• **Written task**
Pick out every line in the data below that holds "image".

* Begin *

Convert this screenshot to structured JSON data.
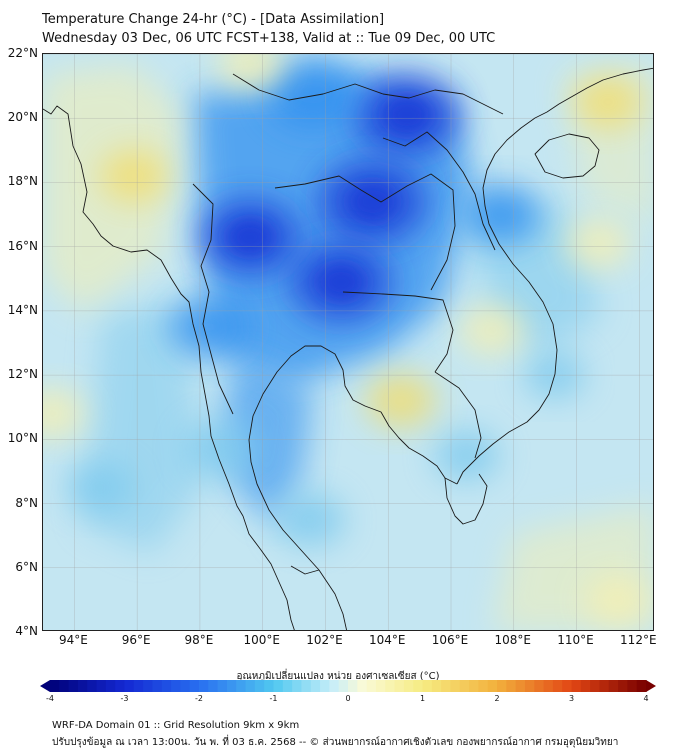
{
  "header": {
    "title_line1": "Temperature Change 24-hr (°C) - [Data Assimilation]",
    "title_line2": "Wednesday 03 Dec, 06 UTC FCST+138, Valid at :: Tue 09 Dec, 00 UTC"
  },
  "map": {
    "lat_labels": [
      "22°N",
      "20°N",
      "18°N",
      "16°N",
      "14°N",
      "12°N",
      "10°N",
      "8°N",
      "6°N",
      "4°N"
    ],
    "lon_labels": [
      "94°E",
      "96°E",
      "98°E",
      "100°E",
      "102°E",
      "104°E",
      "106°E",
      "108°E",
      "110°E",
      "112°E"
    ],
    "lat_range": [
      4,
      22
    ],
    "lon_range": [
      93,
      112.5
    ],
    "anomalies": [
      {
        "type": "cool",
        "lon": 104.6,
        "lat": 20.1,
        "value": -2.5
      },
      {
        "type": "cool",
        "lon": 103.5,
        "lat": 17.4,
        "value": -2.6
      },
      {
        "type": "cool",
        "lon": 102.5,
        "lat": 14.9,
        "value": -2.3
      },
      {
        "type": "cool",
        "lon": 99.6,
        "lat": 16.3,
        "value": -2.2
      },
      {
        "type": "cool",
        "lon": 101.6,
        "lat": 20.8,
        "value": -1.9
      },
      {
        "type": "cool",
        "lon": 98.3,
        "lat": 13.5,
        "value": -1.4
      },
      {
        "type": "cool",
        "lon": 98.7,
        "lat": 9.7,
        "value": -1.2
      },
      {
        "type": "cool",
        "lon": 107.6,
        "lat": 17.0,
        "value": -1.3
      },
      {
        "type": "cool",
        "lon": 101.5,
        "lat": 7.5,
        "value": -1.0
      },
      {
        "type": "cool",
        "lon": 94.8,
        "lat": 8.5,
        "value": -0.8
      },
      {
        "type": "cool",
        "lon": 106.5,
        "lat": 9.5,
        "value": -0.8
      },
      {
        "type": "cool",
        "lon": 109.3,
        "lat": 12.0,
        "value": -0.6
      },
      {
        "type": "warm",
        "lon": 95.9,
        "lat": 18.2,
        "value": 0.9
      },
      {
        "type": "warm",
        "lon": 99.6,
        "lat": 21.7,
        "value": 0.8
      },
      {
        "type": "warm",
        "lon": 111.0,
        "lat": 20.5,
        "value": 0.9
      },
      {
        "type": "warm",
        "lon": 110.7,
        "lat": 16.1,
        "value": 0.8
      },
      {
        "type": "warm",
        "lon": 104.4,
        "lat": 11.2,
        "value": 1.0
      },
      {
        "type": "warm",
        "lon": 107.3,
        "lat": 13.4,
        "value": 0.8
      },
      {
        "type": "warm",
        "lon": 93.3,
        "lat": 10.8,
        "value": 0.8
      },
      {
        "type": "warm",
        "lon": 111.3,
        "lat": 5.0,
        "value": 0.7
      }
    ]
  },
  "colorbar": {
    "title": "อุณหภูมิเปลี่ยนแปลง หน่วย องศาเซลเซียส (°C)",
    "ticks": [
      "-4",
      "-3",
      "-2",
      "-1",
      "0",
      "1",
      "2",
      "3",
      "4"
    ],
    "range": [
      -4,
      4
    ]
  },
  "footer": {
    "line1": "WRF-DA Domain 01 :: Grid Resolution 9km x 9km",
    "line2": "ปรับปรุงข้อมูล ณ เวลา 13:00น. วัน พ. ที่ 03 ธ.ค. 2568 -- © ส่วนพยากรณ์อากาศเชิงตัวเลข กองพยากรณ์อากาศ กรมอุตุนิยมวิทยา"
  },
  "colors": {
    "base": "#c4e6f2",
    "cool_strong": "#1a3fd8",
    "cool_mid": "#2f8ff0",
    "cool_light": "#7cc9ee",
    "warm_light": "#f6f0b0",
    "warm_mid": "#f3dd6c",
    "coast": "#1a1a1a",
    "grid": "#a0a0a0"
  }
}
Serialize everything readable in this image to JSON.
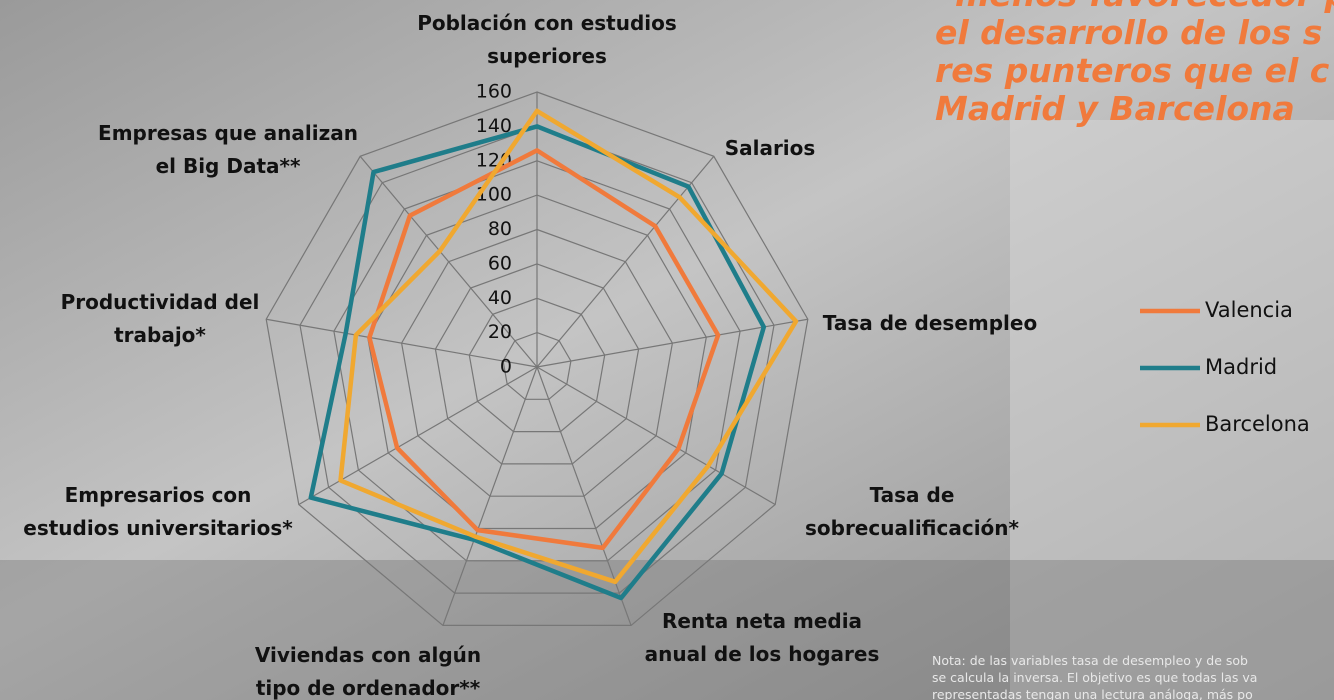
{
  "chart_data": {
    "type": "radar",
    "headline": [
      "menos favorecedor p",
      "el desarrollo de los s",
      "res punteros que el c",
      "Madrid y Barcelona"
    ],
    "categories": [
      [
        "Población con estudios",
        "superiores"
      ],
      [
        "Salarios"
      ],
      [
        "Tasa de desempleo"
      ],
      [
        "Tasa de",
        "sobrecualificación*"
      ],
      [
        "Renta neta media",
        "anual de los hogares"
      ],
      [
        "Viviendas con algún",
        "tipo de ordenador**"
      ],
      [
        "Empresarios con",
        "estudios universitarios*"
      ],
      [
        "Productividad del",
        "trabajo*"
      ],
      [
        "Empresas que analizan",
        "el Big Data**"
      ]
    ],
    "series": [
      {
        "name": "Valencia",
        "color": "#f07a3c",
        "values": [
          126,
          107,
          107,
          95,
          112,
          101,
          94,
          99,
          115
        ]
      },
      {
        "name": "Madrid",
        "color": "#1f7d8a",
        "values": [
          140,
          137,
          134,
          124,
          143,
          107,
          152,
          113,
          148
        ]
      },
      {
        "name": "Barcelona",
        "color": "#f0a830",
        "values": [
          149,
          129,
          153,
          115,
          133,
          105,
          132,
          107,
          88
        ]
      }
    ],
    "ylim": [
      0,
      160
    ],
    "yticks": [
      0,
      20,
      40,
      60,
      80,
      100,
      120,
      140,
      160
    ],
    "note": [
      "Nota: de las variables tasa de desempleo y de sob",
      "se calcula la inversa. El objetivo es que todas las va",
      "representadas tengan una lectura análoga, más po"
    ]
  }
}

* End *
* Begin *

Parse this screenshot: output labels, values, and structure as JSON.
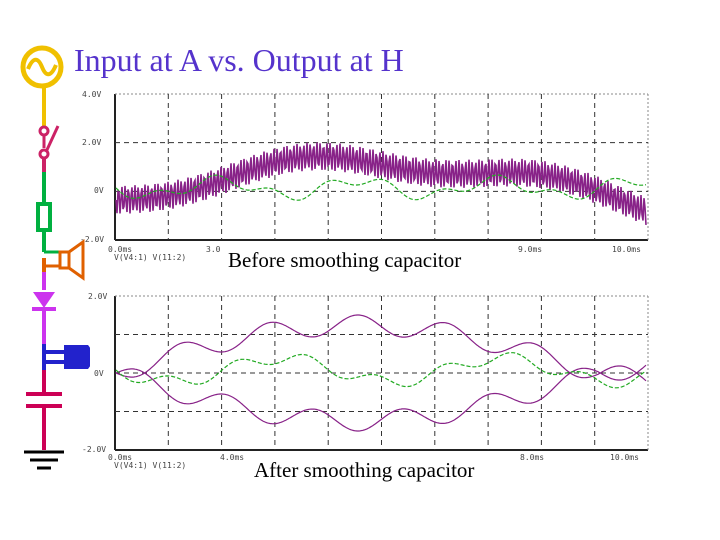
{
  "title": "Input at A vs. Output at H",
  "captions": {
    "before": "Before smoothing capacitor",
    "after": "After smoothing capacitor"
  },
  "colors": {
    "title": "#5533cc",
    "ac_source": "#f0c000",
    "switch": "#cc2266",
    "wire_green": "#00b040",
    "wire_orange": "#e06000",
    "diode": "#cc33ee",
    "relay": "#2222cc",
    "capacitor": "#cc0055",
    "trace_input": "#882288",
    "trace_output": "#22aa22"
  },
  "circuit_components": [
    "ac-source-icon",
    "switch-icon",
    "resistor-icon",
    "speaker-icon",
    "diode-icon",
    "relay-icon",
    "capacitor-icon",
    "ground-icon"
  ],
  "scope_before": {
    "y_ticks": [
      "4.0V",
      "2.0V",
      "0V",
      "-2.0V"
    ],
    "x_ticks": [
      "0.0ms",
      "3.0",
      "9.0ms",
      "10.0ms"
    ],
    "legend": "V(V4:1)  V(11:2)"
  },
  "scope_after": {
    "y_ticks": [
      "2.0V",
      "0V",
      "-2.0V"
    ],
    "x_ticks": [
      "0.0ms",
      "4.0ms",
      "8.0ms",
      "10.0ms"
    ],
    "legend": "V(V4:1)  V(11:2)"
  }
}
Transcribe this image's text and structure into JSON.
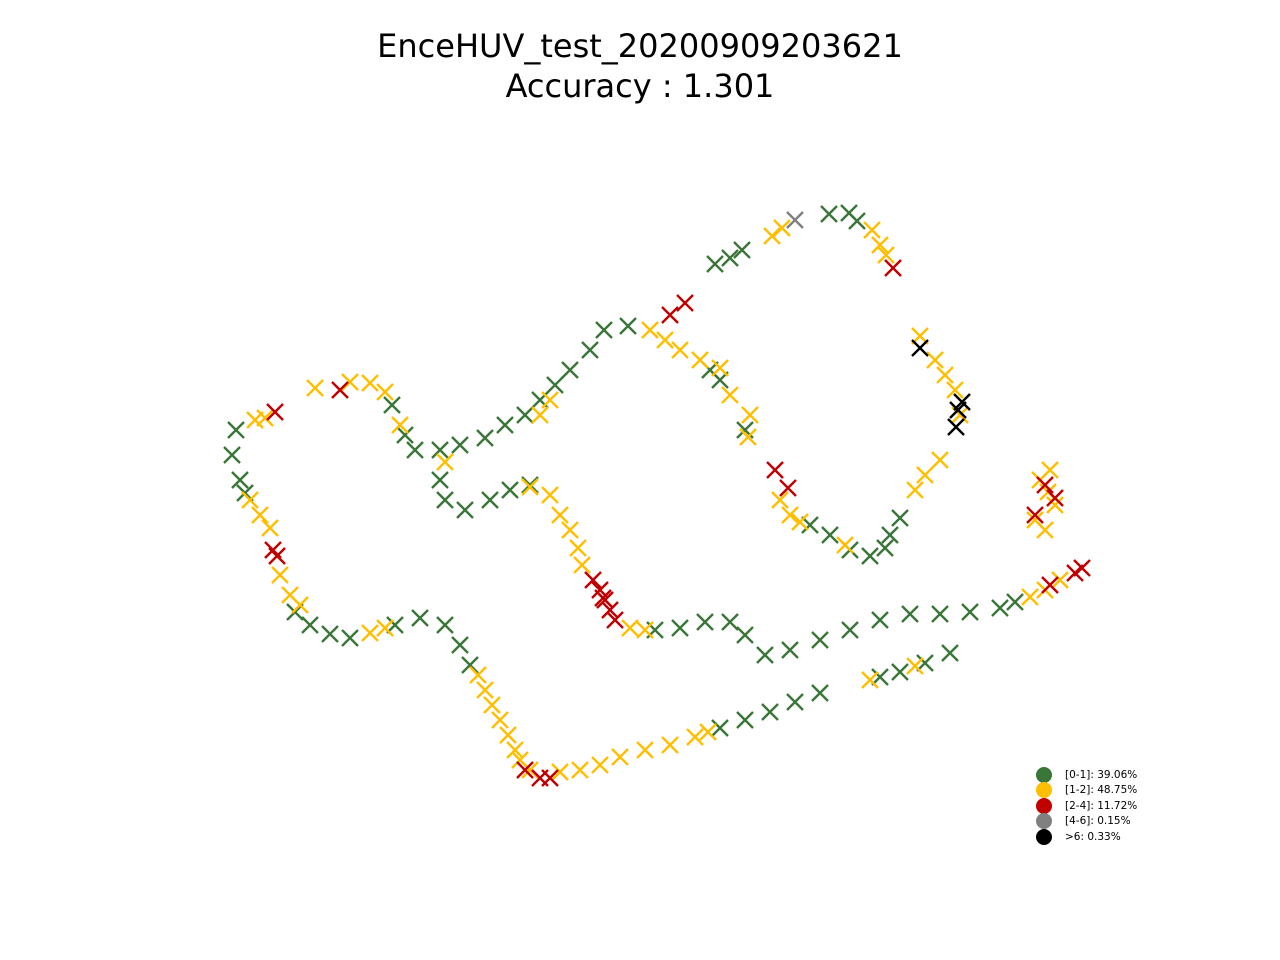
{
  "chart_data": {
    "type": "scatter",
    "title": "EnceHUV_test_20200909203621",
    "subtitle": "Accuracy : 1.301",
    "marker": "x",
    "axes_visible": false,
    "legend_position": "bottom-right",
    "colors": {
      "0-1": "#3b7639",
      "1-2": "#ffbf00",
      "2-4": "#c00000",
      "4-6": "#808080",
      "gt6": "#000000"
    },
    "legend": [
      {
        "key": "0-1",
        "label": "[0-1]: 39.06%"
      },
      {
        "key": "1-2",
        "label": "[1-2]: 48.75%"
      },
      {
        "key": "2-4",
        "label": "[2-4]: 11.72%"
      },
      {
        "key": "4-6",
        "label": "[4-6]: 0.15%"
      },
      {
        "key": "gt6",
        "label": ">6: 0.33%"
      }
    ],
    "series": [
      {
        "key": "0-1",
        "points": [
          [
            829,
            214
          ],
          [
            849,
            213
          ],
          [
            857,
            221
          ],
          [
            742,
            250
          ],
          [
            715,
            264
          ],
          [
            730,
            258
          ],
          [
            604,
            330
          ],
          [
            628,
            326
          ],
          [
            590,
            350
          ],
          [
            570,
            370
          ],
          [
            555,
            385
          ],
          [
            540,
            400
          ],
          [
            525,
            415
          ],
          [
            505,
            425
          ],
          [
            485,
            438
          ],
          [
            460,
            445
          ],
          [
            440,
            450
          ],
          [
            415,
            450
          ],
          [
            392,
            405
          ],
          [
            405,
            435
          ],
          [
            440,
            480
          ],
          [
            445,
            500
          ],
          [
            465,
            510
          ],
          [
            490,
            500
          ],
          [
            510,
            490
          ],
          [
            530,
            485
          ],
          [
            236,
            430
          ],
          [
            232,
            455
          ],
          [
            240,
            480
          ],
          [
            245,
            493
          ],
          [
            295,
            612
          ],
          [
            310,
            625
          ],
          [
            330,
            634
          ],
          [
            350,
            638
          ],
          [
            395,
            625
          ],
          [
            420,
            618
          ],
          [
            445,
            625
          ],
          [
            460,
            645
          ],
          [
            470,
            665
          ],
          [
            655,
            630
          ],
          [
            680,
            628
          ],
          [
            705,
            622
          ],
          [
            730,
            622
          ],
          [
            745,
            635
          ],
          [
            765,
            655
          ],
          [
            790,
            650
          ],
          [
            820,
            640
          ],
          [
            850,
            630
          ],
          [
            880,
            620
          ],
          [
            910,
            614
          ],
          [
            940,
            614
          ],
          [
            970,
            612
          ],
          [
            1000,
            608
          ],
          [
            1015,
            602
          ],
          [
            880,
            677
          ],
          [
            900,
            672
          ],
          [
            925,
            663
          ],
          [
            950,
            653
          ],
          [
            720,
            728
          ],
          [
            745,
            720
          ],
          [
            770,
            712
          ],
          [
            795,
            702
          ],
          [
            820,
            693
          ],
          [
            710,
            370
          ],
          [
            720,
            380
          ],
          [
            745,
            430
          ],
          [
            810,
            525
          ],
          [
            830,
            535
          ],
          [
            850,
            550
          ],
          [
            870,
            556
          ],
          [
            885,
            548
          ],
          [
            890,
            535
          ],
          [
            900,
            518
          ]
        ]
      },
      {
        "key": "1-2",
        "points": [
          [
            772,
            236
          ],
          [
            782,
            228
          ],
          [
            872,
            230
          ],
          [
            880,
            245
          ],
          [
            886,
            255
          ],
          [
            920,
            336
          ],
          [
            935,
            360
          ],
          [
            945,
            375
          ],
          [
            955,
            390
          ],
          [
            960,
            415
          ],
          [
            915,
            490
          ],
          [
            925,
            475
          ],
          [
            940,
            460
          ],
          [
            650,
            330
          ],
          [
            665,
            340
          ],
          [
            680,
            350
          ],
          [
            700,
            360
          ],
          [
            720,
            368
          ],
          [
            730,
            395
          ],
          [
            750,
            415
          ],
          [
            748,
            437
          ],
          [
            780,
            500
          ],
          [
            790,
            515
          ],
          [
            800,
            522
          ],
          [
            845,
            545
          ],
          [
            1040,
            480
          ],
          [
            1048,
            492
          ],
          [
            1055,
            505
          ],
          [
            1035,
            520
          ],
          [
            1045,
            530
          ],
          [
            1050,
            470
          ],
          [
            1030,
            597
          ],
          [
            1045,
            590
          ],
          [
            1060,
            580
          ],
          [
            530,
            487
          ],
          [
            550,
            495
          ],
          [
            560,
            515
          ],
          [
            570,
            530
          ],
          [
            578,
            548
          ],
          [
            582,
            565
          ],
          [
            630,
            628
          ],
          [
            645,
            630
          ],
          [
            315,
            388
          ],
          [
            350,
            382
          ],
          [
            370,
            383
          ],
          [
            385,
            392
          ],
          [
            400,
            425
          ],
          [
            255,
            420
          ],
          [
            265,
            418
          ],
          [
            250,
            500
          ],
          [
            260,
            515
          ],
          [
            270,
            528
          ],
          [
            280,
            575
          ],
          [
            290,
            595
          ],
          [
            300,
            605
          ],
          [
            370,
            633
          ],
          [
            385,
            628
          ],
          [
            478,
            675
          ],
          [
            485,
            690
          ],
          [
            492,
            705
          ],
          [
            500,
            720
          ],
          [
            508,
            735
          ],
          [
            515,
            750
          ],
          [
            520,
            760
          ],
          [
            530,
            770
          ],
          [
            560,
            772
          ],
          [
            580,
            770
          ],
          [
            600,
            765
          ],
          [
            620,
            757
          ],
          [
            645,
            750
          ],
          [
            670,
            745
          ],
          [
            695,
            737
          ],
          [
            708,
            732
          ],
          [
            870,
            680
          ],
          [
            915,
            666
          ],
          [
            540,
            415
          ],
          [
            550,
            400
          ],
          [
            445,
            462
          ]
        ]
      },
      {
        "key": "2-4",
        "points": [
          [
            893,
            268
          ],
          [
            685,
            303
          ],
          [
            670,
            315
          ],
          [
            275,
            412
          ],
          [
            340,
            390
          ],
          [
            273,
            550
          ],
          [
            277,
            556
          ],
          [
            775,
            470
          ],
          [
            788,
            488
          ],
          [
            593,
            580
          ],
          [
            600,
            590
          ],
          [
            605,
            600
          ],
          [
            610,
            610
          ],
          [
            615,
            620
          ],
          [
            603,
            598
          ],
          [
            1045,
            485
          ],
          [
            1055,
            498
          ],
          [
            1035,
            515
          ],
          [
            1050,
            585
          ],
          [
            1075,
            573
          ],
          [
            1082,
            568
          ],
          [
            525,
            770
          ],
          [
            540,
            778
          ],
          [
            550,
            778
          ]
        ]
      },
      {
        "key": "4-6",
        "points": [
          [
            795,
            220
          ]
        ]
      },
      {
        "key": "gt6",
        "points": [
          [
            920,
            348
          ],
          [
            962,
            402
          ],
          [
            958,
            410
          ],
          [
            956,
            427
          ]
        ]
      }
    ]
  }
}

* End *

• **Exercise response**
Serialize everything readable in this image to JSON.
Transcribe this image's text and structure into JSON.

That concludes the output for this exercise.